[TEXTO PROPORCIONADO]

Creo que los que sufren y los que mueren tienen derecho a nuestro respeto. Han podido perderlo todo, incluida la vida, pero nadie tiene derecho a arrancarles la dignidad.

Ser capaz de mostrarla, de fijar la emoción de un instante límite y, al mismo tiempo, documentarlo se ha convertido en mi asignatura pendiente.

La única verdad incuestionable de las guerras son las víctimas. El mundo del Dolor se parece a un océano sin límites. Sus protagonistas forman un interminable ejército de muchos ceros condenados al anonimato.

¿Por qué los países más ricos son los más pobres? La respuesta es fría como el hielo: buitres carroñeros, que se presentan ante sus sociedades opulentas como decentes hombres de negocios, roban sus riquezas y corrompen a sus gobiernos.

Se llevan los diamantes, el petróleo y el coltan y dejan armas para que los más pequeños jueguen a matarse.

Si la corrupción es perseguida en nuestras sociedades, por qué permitimos que nuestras multinacionales utilicen la corrupción para sacar mayores beneficios. Si buscamos paliar el sufrimiento en nuestros hospitales por qué no impedimos el genocidio o la persecución étnica.

Los señores de la guerra protegen sus intereses mientras los soldados extranjeros apuntalan su poder. Todo sigue igual desde hace 30 años en países como Irak, Colombia, República Democrática del Congo o Afganistán tal como han explicado Eman Ahmad, Eduardo Márquez, Caddy Adzuba y Mònica Bernabé, mis predecesores en la lista de ganadores del Premio Internacional Julio Anguita Parrado.

Las armas son cada vez más ligeras. Los fabricantes tienen interés en abaratar costes y reducir la edad de los combatientes. Los comandantes saben que los niños se entusiasman con los juegos bélicos. Los soldados infantiles no replican cuando se les da una orden y son fácilmente sustituibles.

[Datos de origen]
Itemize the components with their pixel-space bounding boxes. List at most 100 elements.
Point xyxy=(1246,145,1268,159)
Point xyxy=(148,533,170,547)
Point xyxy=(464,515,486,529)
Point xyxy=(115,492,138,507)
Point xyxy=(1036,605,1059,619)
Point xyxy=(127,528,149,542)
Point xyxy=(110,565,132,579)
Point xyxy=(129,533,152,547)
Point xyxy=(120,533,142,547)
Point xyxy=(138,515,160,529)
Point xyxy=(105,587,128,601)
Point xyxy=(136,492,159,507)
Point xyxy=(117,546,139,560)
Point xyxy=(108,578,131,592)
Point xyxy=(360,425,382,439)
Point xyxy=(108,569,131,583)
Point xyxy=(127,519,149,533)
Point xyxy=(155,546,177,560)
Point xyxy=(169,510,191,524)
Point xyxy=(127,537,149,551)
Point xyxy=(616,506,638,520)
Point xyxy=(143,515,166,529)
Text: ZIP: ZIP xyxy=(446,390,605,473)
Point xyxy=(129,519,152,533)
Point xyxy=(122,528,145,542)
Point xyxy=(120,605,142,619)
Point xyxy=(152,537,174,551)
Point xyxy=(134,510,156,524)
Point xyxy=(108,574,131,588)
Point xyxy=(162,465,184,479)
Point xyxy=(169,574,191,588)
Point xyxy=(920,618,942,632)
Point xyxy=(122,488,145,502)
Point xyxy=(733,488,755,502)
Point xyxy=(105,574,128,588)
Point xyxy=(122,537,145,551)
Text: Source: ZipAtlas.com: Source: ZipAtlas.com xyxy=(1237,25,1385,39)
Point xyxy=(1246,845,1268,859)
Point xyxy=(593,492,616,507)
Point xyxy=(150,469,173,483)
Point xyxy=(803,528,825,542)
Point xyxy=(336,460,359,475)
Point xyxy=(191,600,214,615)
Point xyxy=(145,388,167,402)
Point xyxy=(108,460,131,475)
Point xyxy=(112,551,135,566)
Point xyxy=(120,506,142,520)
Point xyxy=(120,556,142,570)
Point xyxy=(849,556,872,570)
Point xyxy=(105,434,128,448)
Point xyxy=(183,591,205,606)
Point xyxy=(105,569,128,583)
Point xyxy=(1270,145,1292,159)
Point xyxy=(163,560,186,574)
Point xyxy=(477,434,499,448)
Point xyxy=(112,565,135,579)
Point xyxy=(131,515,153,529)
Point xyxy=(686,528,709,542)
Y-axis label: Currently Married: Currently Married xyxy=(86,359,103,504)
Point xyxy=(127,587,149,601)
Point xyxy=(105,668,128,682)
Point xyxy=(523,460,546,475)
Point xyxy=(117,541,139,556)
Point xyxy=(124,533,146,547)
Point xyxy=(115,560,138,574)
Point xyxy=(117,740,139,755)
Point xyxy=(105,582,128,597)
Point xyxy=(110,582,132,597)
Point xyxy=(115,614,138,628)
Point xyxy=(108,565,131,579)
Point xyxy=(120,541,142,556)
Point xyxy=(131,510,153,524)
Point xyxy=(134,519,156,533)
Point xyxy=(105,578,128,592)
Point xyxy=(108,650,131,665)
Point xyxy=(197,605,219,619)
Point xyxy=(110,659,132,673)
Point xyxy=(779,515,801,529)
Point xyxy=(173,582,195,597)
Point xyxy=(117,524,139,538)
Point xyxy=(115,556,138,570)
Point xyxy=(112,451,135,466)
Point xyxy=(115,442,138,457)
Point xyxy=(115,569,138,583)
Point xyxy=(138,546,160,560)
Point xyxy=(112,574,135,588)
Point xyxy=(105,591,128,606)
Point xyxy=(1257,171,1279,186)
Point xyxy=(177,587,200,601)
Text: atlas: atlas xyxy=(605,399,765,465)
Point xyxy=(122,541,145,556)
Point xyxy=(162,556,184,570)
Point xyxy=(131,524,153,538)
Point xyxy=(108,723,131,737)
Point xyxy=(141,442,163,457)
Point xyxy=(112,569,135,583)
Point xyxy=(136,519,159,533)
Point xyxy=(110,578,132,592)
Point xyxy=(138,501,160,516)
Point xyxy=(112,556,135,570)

[TAREAS PENDIENTES]
a. Responda brevemente estas preguntas según el texto sobre las guerras:
(i) ¿Cuál es la única verdad incuestionable de las guerras?
(ii) ¿Qué riquezas se llevan, según el texto?
(iii) ¿Qué países se mencionan como lugares donde todo sigue igual desde hace 30 años?
b. Copie del texto sobre las guerras el fragmento desde "Los señores de" hasta "Julio Anguita Parrado.", ambos incluidos.
c. Reescriba como lista el párrafo del texto sobre las guerras que empieza con "Las armas son cada vez más ligeras", conservando sus datos principales.
Las entradas no guardan ninguna relación con el texto sobre las guerras.

[RESPUESTAS]
a.
(i) Las víctimas.
(ii) Los diamantes, el petróleo y el coltan.
(iii) Irak, Colombia, República Democrática del Congo y Afganistán.

b.
Los señores de la guerra protegen sus intereses mientras los soldados extranjeros apuntalan su poder. Todo sigue igual desde hace 30 años en países como Irak, Colombia, República Democrática del Congo o Afganistán tal como han explicado Eman Ahmad, Eduardo Márquez, Caddy Adzuba y Mònica Bernabé, mis predecesores en la lista de ganadores del Premio Internacional Julio Anguita Parrado.

c.
- Las armas son cada vez más ligeras.
- Los fabricantes quieren abaratar costes y reducir la edad de los combatientes.
- Los comandantes saben que a los niños les entusiasman los juegos bélicos.
- Los soldados infantiles no replican las órdenes y son fácilmente sustituibles.